## Exercise brief
Return all lines where the word "году" can be found.

○ ○ ○ ○ ○

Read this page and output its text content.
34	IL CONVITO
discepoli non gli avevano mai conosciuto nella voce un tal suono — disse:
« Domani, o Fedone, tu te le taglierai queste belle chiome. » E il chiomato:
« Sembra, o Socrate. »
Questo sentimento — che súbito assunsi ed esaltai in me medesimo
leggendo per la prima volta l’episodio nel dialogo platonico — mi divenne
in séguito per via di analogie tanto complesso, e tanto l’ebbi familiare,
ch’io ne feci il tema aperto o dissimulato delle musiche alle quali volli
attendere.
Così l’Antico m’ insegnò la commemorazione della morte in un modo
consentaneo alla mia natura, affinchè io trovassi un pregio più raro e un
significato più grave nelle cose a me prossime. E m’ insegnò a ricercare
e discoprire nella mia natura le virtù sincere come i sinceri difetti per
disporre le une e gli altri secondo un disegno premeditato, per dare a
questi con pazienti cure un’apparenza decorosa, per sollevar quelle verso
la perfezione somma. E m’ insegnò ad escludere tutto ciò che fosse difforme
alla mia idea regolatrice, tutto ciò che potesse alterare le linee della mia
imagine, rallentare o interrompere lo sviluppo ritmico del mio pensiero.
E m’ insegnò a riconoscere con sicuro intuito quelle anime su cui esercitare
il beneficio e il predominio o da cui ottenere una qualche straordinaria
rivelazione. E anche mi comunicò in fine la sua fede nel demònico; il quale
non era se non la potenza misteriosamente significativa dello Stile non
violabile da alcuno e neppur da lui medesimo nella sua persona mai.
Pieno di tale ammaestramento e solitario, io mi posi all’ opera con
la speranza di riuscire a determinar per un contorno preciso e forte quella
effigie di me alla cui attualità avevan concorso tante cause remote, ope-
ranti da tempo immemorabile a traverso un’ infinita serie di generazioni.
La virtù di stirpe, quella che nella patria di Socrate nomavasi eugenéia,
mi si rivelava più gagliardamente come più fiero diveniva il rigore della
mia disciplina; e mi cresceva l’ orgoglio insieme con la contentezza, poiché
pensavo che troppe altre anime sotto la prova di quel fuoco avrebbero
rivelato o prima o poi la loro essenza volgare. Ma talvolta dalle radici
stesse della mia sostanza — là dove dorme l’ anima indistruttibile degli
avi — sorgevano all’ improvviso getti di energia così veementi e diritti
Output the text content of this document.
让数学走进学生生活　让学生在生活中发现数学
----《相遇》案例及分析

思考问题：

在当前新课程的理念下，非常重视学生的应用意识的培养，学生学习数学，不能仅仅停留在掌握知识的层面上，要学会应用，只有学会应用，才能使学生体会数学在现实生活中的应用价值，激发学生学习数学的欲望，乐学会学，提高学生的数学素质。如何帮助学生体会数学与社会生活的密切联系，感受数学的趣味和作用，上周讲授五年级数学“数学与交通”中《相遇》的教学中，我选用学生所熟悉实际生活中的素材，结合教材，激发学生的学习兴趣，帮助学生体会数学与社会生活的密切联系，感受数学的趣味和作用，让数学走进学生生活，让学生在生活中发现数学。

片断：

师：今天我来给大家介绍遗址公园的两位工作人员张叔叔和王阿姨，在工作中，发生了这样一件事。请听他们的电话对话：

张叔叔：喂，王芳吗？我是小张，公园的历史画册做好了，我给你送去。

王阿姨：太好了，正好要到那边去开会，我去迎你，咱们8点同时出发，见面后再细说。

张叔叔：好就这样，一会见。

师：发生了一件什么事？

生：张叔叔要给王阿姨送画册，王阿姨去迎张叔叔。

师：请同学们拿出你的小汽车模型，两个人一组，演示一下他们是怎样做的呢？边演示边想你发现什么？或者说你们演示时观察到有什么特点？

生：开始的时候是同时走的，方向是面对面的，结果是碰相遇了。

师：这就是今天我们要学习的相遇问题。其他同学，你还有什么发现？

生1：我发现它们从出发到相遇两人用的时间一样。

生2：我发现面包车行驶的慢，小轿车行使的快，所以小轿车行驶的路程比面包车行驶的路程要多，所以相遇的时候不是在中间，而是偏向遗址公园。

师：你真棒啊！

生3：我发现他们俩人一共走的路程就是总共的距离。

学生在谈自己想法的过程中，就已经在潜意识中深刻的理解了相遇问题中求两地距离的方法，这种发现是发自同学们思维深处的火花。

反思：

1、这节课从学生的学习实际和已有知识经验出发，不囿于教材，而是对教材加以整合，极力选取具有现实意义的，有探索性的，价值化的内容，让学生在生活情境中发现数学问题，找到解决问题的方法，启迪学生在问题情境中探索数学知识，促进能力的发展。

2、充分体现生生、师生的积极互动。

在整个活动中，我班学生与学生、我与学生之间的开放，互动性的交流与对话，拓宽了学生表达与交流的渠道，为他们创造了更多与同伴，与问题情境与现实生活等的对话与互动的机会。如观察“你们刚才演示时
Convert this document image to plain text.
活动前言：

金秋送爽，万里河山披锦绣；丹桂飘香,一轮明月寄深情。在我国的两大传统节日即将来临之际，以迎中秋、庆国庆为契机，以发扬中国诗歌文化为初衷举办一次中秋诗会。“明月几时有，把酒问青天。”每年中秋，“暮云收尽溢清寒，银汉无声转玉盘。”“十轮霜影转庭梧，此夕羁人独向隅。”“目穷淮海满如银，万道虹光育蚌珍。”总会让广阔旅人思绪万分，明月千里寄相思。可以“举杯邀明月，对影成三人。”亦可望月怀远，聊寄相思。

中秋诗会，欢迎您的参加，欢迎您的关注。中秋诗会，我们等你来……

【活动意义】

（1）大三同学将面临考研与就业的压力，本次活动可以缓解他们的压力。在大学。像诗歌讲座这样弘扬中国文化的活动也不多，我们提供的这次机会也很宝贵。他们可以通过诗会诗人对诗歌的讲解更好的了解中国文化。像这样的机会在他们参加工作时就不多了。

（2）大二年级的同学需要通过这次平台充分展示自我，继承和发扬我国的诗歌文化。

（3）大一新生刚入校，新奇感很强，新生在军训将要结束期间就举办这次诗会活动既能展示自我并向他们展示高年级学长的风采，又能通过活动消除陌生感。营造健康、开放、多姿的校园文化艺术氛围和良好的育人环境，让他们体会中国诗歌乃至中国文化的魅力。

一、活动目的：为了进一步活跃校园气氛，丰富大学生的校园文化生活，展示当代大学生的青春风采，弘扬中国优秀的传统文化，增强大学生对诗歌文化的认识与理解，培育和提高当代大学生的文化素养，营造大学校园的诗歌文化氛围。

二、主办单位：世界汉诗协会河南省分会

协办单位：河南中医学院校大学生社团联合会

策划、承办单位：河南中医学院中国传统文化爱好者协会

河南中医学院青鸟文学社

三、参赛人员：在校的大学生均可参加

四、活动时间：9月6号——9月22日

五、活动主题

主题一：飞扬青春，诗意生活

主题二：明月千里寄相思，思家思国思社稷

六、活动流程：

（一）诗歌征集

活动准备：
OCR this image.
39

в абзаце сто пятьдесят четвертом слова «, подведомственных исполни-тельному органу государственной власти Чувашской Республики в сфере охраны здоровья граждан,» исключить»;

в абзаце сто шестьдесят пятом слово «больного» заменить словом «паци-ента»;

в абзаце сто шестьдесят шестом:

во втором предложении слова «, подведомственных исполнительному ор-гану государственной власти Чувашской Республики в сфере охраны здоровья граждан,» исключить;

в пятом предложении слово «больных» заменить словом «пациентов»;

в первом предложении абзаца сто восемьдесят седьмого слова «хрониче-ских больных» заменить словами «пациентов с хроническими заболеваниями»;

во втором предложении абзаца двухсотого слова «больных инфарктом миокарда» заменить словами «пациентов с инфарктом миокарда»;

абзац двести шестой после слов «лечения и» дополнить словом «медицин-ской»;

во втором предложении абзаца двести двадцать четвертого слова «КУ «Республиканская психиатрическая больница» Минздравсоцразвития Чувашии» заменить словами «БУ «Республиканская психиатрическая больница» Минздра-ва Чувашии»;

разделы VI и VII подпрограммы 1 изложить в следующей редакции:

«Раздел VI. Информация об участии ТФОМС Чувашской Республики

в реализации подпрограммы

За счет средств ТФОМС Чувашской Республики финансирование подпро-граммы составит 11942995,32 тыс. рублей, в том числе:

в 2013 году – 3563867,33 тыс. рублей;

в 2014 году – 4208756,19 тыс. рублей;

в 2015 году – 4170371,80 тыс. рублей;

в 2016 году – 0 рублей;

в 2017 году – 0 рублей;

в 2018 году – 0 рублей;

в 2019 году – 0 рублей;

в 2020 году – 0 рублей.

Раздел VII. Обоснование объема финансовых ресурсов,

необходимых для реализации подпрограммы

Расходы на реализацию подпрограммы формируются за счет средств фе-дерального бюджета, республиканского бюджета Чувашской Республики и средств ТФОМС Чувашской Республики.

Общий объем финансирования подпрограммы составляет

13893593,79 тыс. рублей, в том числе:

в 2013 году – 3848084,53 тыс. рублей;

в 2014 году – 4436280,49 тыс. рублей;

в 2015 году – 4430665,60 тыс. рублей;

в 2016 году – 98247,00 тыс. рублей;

○ ○ ○ ○ ○

## Right answer
в 2013 году – 3563867,33 тыс. рублей;
в 2014 году – 4208756,19 тыс. рублей;
в 2015 году – 4170371,80 тыс. рублей;
в 2016 году – 0 рублей;
в 2017 году – 0 рублей;
в 2018 году – 0 рублей;
в 2019 году – 0 рублей;
в 2020 году – 0 рублей.
в 2013 году – 3848084,53 тыс. рублей;
в 2014 году – 4436280,49 тыс. рублей;
в 2015 году – 4430665,60 тыс. рублей;
в 2016 году – 98247,00 тыс. рублей;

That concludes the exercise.